* _Aim of the task_: Leave out the images; return the rest of the data exactly.

· · · · · · ·

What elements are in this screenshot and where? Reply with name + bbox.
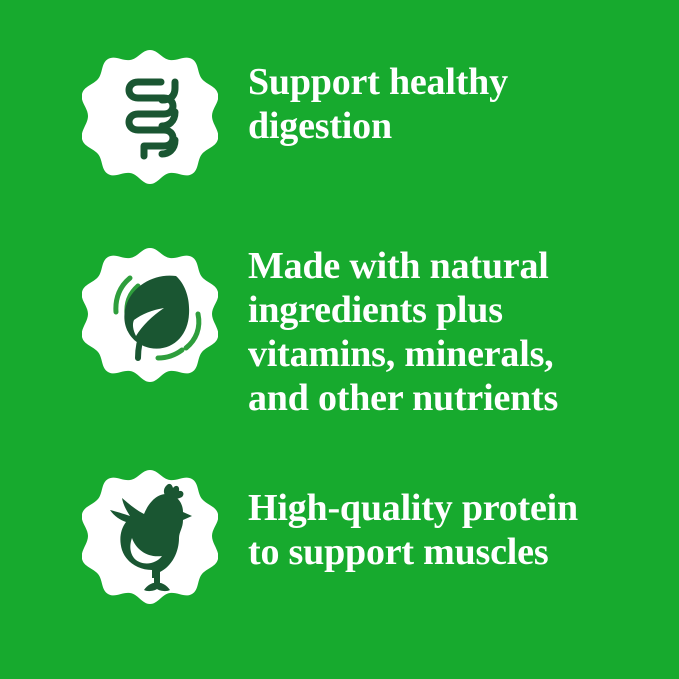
badge-digestion — [82, 42, 218, 192]
benefit-text-digestion: Support healthy digestion — [248, 60, 679, 148]
intestine-digestion-icon — [82, 42, 218, 192]
benefits-panel: Support healthy digestion — [0, 0, 679, 679]
benefit-item-digestion: Support healthy digestion — [0, 42, 679, 192]
badge-protein — [82, 462, 218, 612]
benefit-text-natural-ingredients: Made with natural ingredients plus vitam… — [248, 244, 679, 420]
benefit-text-protein: High-quality protein to support muscles — [248, 486, 679, 574]
leaf-natural-ingredients-icon — [82, 240, 218, 390]
benefit-item-natural-ingredients: Made with natural ingredients plus vitam… — [0, 240, 679, 420]
chicken-protein-icon — [82, 462, 218, 612]
badge-natural-ingredients — [82, 240, 218, 390]
benefit-item-protein: High-quality protein to support muscles — [0, 462, 679, 612]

· · · · · · ·

* _Solved problem_:
What elements are in this screenshot and where? Reply with name + bbox.
badge-digestion — [82, 42, 218, 192]
benefit-text-digestion: Support healthy digestion — [248, 60, 679, 148]
intestine-digestion-icon — [82, 42, 218, 192]
benefits-panel: Support healthy digestion — [0, 0, 679, 679]
benefit-item-digestion: Support healthy digestion — [0, 42, 679, 192]
badge-protein — [82, 462, 218, 612]
benefit-text-natural-ingredients: Made with natural ingredients plus vitam… — [248, 244, 679, 420]
benefit-text-protein: High-quality protein to support muscles — [248, 486, 679, 574]
leaf-natural-ingredients-icon — [82, 240, 218, 390]
benefit-item-natural-ingredients: Made with natural ingredients plus vitam… — [0, 240, 679, 420]
chicken-protein-icon — [82, 462, 218, 612]
badge-natural-ingredients — [82, 240, 218, 390]
benefit-item-protein: High-quality protein to support muscles — [0, 462, 679, 612]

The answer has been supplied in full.